What the task asks:
Without the pictures, can you quote each line below exactly?

Exercise inputs:
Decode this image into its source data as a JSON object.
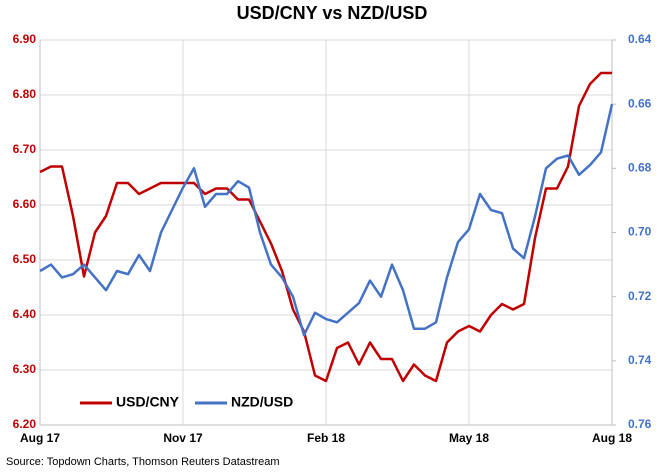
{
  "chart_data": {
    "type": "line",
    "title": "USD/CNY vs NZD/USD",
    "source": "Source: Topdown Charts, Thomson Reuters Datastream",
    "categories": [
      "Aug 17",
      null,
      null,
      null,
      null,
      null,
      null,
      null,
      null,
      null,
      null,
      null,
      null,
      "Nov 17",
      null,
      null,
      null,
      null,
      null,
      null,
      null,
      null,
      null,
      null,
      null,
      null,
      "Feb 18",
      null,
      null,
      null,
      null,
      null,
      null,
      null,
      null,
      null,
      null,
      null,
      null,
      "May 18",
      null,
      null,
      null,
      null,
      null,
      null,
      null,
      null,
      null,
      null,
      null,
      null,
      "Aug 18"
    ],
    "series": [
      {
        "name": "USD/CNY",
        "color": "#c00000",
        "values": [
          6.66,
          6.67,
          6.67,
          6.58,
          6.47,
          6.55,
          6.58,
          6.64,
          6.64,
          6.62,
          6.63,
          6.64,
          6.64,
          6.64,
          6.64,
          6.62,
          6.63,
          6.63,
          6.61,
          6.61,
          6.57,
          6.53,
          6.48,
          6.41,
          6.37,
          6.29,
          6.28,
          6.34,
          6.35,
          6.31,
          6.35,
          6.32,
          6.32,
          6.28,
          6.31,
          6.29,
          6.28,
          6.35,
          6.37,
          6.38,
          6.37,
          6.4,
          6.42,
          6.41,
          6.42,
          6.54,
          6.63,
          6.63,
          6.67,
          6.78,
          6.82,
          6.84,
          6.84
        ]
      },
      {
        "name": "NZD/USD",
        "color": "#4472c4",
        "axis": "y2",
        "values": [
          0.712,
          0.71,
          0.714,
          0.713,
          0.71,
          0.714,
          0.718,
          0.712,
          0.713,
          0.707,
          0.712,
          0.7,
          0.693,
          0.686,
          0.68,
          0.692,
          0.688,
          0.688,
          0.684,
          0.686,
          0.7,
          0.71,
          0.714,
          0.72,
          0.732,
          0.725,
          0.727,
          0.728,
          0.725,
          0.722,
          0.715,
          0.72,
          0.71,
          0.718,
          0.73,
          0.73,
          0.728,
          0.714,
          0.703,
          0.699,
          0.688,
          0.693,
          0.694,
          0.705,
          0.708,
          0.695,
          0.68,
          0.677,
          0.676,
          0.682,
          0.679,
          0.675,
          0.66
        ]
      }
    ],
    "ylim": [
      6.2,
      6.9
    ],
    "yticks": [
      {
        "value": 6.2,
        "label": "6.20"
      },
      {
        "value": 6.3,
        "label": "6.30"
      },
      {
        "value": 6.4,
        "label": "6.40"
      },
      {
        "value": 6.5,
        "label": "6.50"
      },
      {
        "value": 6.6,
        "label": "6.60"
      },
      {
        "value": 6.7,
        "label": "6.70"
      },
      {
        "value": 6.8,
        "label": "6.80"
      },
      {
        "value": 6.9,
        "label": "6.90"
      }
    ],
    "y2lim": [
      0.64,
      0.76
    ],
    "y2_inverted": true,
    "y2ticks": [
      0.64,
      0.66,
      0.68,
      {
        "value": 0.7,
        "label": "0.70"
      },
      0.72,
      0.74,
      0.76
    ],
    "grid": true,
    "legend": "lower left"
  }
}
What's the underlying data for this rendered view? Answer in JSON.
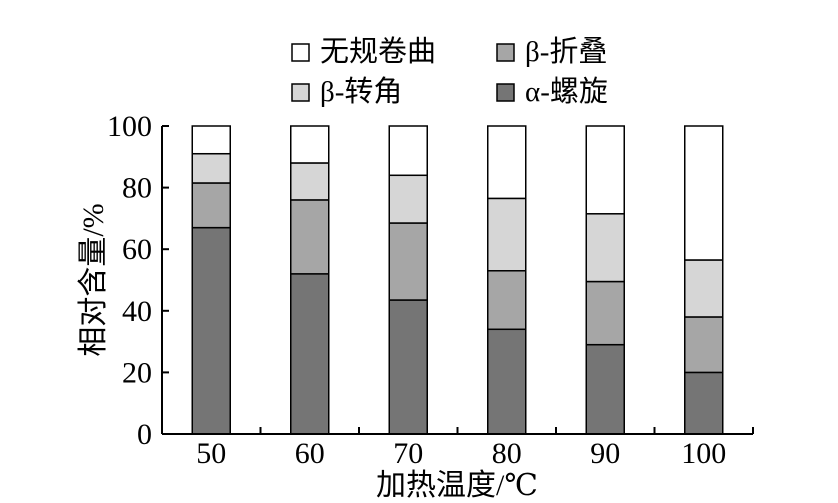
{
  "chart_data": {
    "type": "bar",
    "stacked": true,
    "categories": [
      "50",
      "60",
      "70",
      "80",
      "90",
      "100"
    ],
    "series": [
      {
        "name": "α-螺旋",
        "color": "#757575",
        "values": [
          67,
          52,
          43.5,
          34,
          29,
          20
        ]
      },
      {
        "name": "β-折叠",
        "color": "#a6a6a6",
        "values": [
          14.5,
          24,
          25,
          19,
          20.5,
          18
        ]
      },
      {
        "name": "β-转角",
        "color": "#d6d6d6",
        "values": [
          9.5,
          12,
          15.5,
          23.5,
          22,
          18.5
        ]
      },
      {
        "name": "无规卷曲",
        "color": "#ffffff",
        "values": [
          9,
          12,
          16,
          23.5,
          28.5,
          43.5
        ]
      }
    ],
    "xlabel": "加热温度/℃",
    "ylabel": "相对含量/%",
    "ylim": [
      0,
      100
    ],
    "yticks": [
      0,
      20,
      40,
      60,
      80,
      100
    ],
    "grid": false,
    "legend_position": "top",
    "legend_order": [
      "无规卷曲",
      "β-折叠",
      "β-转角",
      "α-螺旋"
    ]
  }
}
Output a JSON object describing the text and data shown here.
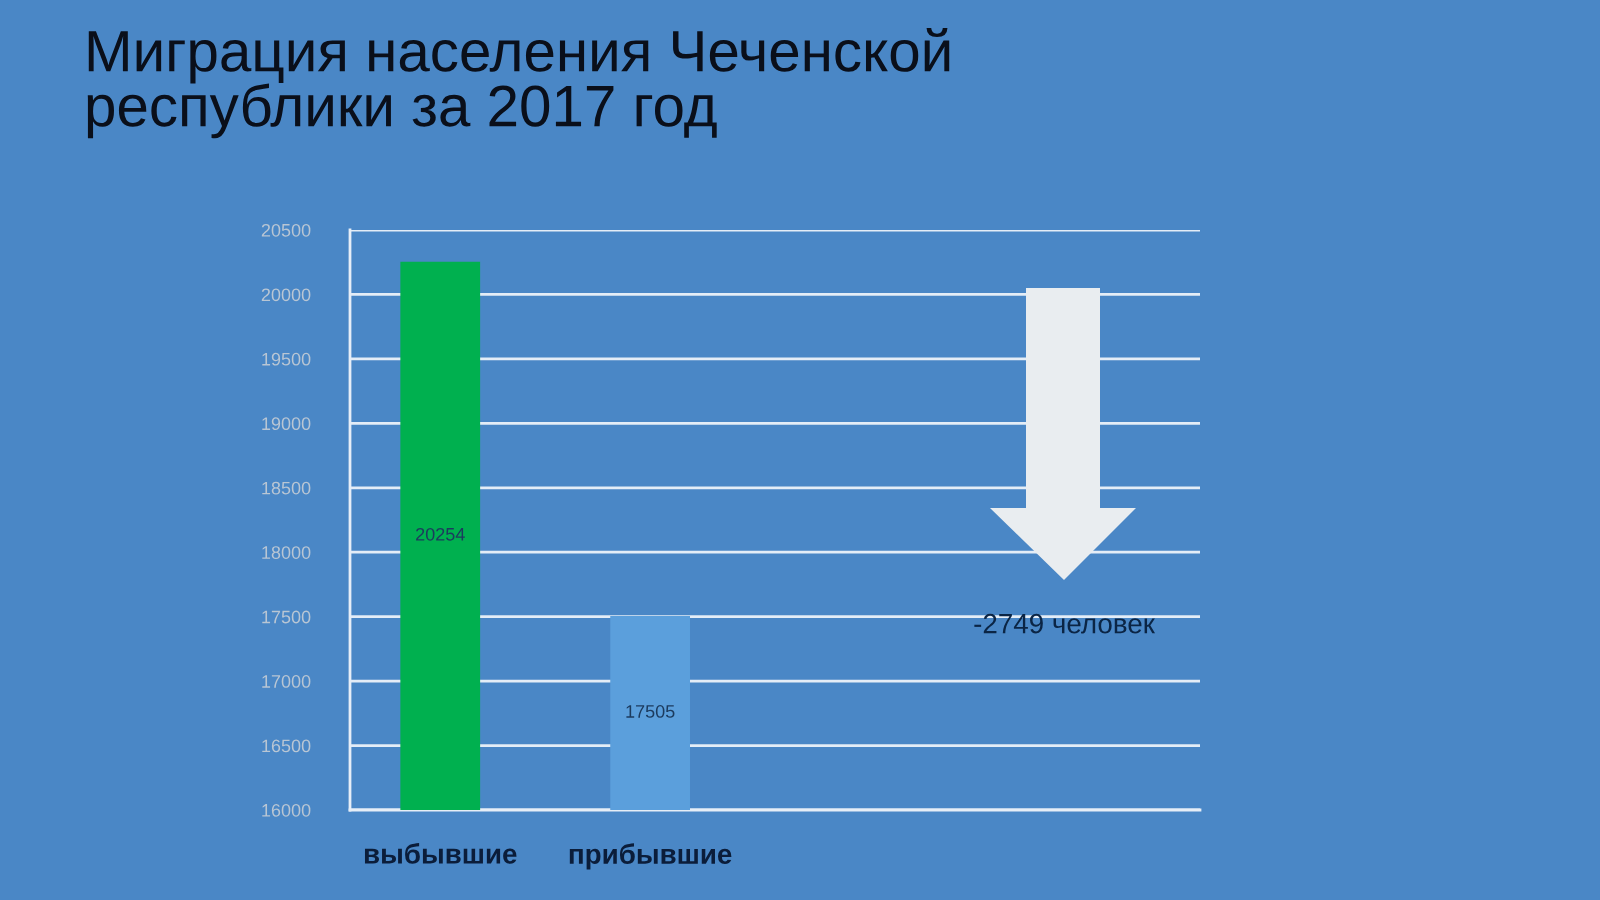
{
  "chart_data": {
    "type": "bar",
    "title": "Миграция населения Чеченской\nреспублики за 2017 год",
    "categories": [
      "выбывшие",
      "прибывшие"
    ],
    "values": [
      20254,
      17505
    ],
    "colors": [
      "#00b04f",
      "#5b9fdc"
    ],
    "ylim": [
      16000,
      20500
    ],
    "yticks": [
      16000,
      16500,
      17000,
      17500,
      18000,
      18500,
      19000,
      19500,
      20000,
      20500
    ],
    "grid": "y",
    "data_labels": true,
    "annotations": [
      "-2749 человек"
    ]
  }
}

Full solution:
Decode this image into its source data as a JSON object.
{
  "chart_data": {
    "type": "line",
    "title": "USD/CNY vs NZD/USD",
    "source": "Source: Topdown Charts, Thomson Reuters Datastream",
    "categories": [
      "Aug 17",
      null,
      null,
      null,
      null,
      null,
      null,
      null,
      null,
      null,
      null,
      null,
      null,
      "Nov 17",
      null,
      null,
      null,
      null,
      null,
      null,
      null,
      null,
      null,
      null,
      null,
      null,
      "Feb 18",
      null,
      null,
      null,
      null,
      null,
      null,
      null,
      null,
      null,
      null,
      null,
      null,
      "May 18",
      null,
      null,
      null,
      null,
      null,
      null,
      null,
      null,
      null,
      null,
      null,
      null,
      "Aug 18"
    ],
    "series": [
      {
        "name": "USD/CNY",
        "color": "#c00000",
        "values": [
          6.66,
          6.67,
          6.67,
          6.58,
          6.47,
          6.55,
          6.58,
          6.64,
          6.64,
          6.62,
          6.63,
          6.64,
          6.64,
          6.64,
          6.64,
          6.62,
          6.63,
          6.63,
          6.61,
          6.61,
          6.57,
          6.53,
          6.48,
          6.41,
          6.37,
          6.29,
          6.28,
          6.34,
          6.35,
          6.31,
          6.35,
          6.32,
          6.32,
          6.28,
          6.31,
          6.29,
          6.28,
          6.35,
          6.37,
          6.38,
          6.37,
          6.4,
          6.42,
          6.41,
          6.42,
          6.54,
          6.63,
          6.63,
          6.67,
          6.78,
          6.82,
          6.84,
          6.84
        ]
      },
      {
        "name": "NZD/USD",
        "color": "#4472c4",
        "axis": "y2",
        "values": [
          0.712,
          0.71,
          0.714,
          0.713,
          0.71,
          0.714,
          0.718,
          0.712,
          0.713,
          0.707,
          0.712,
          0.7,
          0.693,
          0.686,
          0.68,
          0.692,
          0.688,
          0.688,
          0.684,
          0.686,
          0.7,
          0.71,
          0.714,
          0.72,
          0.732,
          0.725,
          0.727,
          0.728,
          0.725,
          0.722,
          0.715,
          0.72,
          0.71,
          0.718,
          0.73,
          0.73,
          0.728,
          0.714,
          0.703,
          0.699,
          0.688,
          0.693,
          0.694,
          0.705,
          0.708,
          0.695,
          0.68,
          0.677,
          0.676,
          0.682,
          0.679,
          0.675,
          0.66
        ]
      }
    ],
    "ylim": [
      6.2,
      6.9
    ],
    "yticks": [
      {
        "value": 6.2,
        "label": "6.20"
      },
      {
        "value": 6.3,
        "label": "6.30"
      },
      {
        "value": 6.4,
        "label": "6.40"
      },
      {
        "value": 6.5,
        "label": "6.50"
      },
      {
        "value": 6.6,
        "label": "6.60"
      },
      {
        "value": 6.7,
        "label": "6.70"
      },
      {
        "value": 6.8,
        "label": "6.80"
      },
      {
        "value": 6.9,
        "label": "6.90"
      }
    ],
    "y2lim": [
      0.64,
      0.76
    ],
    "y2_inverted": true,
    "y2ticks": [
      0.64,
      0.66,
      0.68,
      {
        "value": 0.7,
        "label": "0.70"
      },
      0.72,
      0.74,
      0.76
    ],
    "grid": true,
    "legend": "lower left"
  }
}
What's the underlying data for this rendered view? Answer in JSON.
{
  "chart_data": {
    "type": "bar",
    "stacked": true,
    "categories": [
      "50",
      "60",
      "70",
      "80",
      "90",
      "100"
    ],
    "series": [
      {
        "name": "α-螺旋",
        "color": "#757575",
        "values": [
          67,
          52,
          43.5,
          34,
          29,
          20
        ]
      },
      {
        "name": "β-折叠",
        "color": "#a6a6a6",
        "values": [
          14.5,
          24,
          25,
          19,
          20.5,
          18
        ]
      },
      {
        "name": "β-转角",
        "color": "#d6d6d6",
        "values": [
          9.5,
          12,
          15.5,
          23.5,
          22,
          18.5
        ]
      },
      {
        "name": "无规卷曲",
        "color": "#ffffff",
        "values": [
          9,
          12,
          16,
          23.5,
          28.5,
          43.5
        ]
      }
    ],
    "xlabel": "加热温度/℃",
    "ylabel": "相对含量/%",
    "ylim": [
      0,
      100
    ],
    "yticks": [
      0,
      20,
      40,
      60,
      80,
      100
    ],
    "grid": false,
    "legend_position": "top",
    "legend_order": [
      "无规卷曲",
      "β-折叠",
      "β-转角",
      "α-螺旋"
    ]
  }
}
Output a JSON object describing the text and data shown here.
{
  "chart_data": {
    "type": "bar",
    "title": "Миграция населения Чеченской\nреспублики за 2017 год",
    "categories": [
      "выбывшие",
      "прибывшие"
    ],
    "values": [
      20254,
      17505
    ],
    "colors": [
      "#00b04f",
      "#5b9fdc"
    ],
    "ylim": [
      16000,
      20500
    ],
    "yticks": [
      16000,
      16500,
      17000,
      17500,
      18000,
      18500,
      19000,
      19500,
      20000,
      20500
    ],
    "grid": "y",
    "data_labels": true,
    "annotations": [
      "-2749 человек"
    ]
  }
}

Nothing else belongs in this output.